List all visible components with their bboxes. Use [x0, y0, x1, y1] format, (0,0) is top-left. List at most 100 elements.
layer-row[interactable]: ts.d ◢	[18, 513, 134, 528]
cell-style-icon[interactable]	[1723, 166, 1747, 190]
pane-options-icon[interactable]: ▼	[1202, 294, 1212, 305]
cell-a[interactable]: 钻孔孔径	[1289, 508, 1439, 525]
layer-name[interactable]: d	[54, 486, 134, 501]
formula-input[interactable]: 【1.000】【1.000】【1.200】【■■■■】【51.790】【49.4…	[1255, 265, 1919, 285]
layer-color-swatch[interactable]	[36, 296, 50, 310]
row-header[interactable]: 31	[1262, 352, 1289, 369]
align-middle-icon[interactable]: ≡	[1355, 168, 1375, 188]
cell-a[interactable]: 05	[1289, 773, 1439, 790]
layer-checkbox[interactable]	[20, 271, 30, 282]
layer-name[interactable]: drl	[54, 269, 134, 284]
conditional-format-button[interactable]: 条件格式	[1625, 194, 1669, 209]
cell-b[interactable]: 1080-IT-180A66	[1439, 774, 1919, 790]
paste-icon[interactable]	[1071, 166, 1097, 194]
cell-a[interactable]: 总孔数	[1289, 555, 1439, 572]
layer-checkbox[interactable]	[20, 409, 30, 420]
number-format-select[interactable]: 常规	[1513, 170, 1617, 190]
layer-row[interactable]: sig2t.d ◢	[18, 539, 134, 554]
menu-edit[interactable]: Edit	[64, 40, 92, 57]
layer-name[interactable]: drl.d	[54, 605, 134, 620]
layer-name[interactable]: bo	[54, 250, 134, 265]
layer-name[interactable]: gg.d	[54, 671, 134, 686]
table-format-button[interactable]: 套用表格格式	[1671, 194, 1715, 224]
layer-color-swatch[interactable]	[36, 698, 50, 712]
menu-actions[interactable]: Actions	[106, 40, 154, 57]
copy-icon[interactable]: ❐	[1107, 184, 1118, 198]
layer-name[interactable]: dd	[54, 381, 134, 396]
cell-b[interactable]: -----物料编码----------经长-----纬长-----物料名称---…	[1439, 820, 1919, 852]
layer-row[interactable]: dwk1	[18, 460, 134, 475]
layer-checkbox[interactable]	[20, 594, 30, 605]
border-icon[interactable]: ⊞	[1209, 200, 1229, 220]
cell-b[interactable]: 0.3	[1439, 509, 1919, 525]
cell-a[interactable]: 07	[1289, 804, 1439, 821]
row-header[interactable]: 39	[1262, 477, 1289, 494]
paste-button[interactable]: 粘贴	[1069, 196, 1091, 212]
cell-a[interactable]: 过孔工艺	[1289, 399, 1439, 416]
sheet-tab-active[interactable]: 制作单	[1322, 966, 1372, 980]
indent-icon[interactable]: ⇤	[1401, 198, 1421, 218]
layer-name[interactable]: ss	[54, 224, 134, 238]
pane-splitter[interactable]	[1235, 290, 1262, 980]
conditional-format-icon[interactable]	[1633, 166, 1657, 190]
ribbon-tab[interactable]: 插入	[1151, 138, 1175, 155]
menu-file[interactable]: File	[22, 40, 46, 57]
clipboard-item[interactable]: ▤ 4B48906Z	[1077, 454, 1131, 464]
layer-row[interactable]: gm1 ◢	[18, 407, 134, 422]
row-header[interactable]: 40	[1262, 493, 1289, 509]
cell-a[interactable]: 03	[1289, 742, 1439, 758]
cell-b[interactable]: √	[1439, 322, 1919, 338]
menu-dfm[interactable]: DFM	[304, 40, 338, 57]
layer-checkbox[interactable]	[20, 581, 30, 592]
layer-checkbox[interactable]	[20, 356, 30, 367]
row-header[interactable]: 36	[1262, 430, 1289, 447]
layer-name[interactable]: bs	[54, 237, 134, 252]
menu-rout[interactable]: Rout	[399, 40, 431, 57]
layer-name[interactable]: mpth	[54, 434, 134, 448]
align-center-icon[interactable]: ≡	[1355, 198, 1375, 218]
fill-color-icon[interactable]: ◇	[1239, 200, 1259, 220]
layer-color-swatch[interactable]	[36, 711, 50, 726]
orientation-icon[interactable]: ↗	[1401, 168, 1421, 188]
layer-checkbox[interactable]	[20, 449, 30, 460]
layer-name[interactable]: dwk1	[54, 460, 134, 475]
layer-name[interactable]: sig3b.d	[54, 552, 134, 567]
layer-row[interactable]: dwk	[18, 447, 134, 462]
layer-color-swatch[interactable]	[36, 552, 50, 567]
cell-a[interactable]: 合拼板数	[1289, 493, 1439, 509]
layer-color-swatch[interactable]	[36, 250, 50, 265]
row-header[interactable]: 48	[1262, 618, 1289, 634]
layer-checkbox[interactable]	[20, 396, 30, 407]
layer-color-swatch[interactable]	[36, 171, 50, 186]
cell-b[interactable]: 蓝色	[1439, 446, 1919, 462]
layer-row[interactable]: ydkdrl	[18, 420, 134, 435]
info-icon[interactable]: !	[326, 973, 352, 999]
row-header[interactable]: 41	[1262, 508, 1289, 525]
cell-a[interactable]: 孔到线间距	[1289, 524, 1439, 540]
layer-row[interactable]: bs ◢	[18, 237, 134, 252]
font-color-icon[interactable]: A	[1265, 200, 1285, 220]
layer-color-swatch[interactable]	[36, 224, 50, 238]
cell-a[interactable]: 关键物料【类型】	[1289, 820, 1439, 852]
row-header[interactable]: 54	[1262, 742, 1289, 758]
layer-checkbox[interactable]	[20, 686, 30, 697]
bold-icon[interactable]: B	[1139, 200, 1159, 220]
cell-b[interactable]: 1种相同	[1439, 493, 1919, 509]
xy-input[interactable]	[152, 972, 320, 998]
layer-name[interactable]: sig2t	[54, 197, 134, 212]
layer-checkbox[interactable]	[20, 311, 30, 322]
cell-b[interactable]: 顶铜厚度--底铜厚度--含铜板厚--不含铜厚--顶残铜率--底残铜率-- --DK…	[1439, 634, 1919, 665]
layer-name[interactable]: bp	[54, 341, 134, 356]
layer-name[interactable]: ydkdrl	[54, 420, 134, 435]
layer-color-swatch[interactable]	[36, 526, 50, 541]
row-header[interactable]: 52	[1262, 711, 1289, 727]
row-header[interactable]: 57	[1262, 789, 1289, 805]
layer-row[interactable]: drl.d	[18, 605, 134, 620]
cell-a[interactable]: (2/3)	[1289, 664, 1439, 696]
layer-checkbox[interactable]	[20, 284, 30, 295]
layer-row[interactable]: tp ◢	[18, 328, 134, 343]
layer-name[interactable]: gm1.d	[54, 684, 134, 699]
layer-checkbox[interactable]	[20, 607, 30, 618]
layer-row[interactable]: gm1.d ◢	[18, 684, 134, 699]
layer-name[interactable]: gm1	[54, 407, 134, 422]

• **Description of the task**
Change every "layer-checkbox" in the lines above to "layer-toggle" and leave everything else as it is.

• **Output for this exercise**
List all visible components with their bboxes. Use [x0, y0, x1, y1] format, (0,0) is top-left. List at most 100 elements.
layer-row[interactable]: ts.d ◢	[18, 513, 134, 528]
cell-style-icon[interactable]	[1723, 166, 1747, 190]
pane-options-icon[interactable]: ▼	[1202, 294, 1212, 305]
cell-a[interactable]: 钻孔孔径	[1289, 508, 1439, 525]
layer-name[interactable]: d	[54, 486, 134, 501]
formula-input[interactable]: 【1.000】【1.000】【1.200】【■■■■】【51.790】【49.4…	[1255, 265, 1919, 285]
layer-color-swatch[interactable]	[36, 296, 50, 310]
row-header[interactable]: 31	[1262, 352, 1289, 369]
align-middle-icon[interactable]: ≡	[1355, 168, 1375, 188]
cell-a[interactable]: 05	[1289, 773, 1439, 790]
layer-toggle[interactable]	[20, 271, 30, 282]
layer-name[interactable]: drl	[54, 269, 134, 284]
conditional-format-button[interactable]: 条件格式	[1625, 194, 1669, 209]
cell-b[interactable]: 1080-IT-180A66	[1439, 774, 1919, 790]
paste-icon[interactable]	[1071, 166, 1097, 194]
cell-a[interactable]: 总孔数	[1289, 555, 1439, 572]
layer-toggle[interactable]	[20, 409, 30, 420]
number-format-select[interactable]: 常规	[1513, 170, 1617, 190]
layer-row[interactable]: sig2t.d ◢	[18, 539, 134, 554]
menu-edit[interactable]: Edit	[64, 40, 92, 57]
layer-name[interactable]: drl.d	[54, 605, 134, 620]
layer-name[interactable]: bo	[54, 250, 134, 265]
layer-name[interactable]: gg.d	[54, 671, 134, 686]
table-format-button[interactable]: 套用表格格式	[1671, 194, 1715, 224]
layer-color-swatch[interactable]	[36, 698, 50, 712]
menu-actions[interactable]: Actions	[106, 40, 154, 57]
copy-icon[interactable]: ❐	[1107, 184, 1118, 198]
layer-name[interactable]: dd	[54, 381, 134, 396]
cell-b[interactable]: -----物料编码----------经长-----纬长-----物料名称---…	[1439, 820, 1919, 852]
layer-row[interactable]: dwk1	[18, 460, 134, 475]
layer-toggle[interactable]	[20, 594, 30, 605]
border-icon[interactable]: ⊞	[1209, 200, 1229, 220]
cell-b[interactable]: 0.3	[1439, 509, 1919, 525]
cell-a[interactable]: 07	[1289, 804, 1439, 821]
row-header[interactable]: 39	[1262, 477, 1289, 494]
paste-button[interactable]: 粘贴	[1069, 196, 1091, 212]
cell-a[interactable]: 过孔工艺	[1289, 399, 1439, 416]
sheet-tab-active[interactable]: 制作单	[1322, 966, 1372, 980]
indent-icon[interactable]: ⇤	[1401, 198, 1421, 218]
layer-name[interactable]: ss	[54, 224, 134, 238]
pane-splitter[interactable]	[1235, 290, 1262, 980]
conditional-format-icon[interactable]	[1633, 166, 1657, 190]
ribbon-tab[interactable]: 插入	[1151, 138, 1175, 155]
menu-file[interactable]: File	[22, 40, 46, 57]
clipboard-item[interactable]: ▤ 4B48906Z	[1077, 454, 1131, 464]
layer-row[interactable]: gm1 ◢	[18, 407, 134, 422]
row-header[interactable]: 40	[1262, 493, 1289, 509]
cell-a[interactable]: 03	[1289, 742, 1439, 758]
cell-b[interactable]: √	[1439, 322, 1919, 338]
menu-dfm[interactable]: DFM	[304, 40, 338, 57]
layer-toggle[interactable]	[20, 581, 30, 592]
layer-toggle[interactable]	[20, 356, 30, 367]
row-header[interactable]: 36	[1262, 430, 1289, 447]
layer-name[interactable]: bs	[54, 237, 134, 252]
menu-rout[interactable]: Rout	[399, 40, 431, 57]
layer-name[interactable]: mpth	[54, 434, 134, 448]
align-center-icon[interactable]: ≡	[1355, 198, 1375, 218]
fill-color-icon[interactable]: ◇	[1239, 200, 1259, 220]
layer-color-swatch[interactable]	[36, 711, 50, 726]
orientation-icon[interactable]: ↗	[1401, 168, 1421, 188]
layer-toggle[interactable]	[20, 449, 30, 460]
layer-name[interactable]: dwk1	[54, 460, 134, 475]
layer-name[interactable]: sig3b.d	[54, 552, 134, 567]
layer-row[interactable]: dwk	[18, 447, 134, 462]
layer-color-swatch[interactable]	[36, 552, 50, 567]
cell-a[interactable]: 合拼板数	[1289, 493, 1439, 509]
layer-color-swatch[interactable]	[36, 250, 50, 265]
row-header[interactable]: 48	[1262, 618, 1289, 634]
layer-toggle[interactable]	[20, 396, 30, 407]
layer-color-swatch[interactable]	[36, 171, 50, 186]
cell-b[interactable]: 蓝色	[1439, 446, 1919, 462]
layer-row[interactable]: ydkdrl	[18, 420, 134, 435]
info-icon[interactable]: !	[326, 973, 352, 999]
row-header[interactable]: 41	[1262, 508, 1289, 525]
cell-a[interactable]: 孔到线间距	[1289, 524, 1439, 540]
layer-row[interactable]: bs ◢	[18, 237, 134, 252]
font-color-icon[interactable]: A	[1265, 200, 1285, 220]
layer-color-swatch[interactable]	[36, 224, 50, 238]
cell-a[interactable]: 关键物料【类型】	[1289, 820, 1439, 852]
row-header[interactable]: 54	[1262, 742, 1289, 758]
layer-toggle[interactable]	[20, 686, 30, 697]
bold-icon[interactable]: B	[1139, 200, 1159, 220]
cell-b[interactable]: 1种相同	[1439, 493, 1919, 509]
xy-input[interactable]	[152, 972, 320, 998]
layer-name[interactable]: sig2t	[54, 197, 134, 212]
layer-toggle[interactable]	[20, 311, 30, 322]
cell-b[interactable]: 顶铜厚度--底铜厚度--含铜板厚--不含铜厚--顶残铜率--底残铜率-- --DK…	[1439, 634, 1919, 665]
layer-name[interactable]: bp	[54, 341, 134, 356]
layer-name[interactable]: ydkdrl	[54, 420, 134, 435]
layer-color-swatch[interactable]	[36, 526, 50, 541]
row-header[interactable]: 52	[1262, 711, 1289, 727]
row-header[interactable]: 57	[1262, 789, 1289, 805]
layer-row[interactable]: drl.d	[18, 605, 134, 620]
cell-a[interactable]: (2/3)	[1289, 664, 1439, 696]
layer-toggle[interactable]	[20, 284, 30, 295]
layer-row[interactable]: tp ◢	[18, 328, 134, 343]
layer-name[interactable]: gm1.d	[54, 684, 134, 699]
layer-toggle[interactable]	[20, 607, 30, 618]
layer-row[interactable]: gm1.d ◢	[18, 684, 134, 699]
layer-name[interactable]: gm1	[54, 407, 134, 422]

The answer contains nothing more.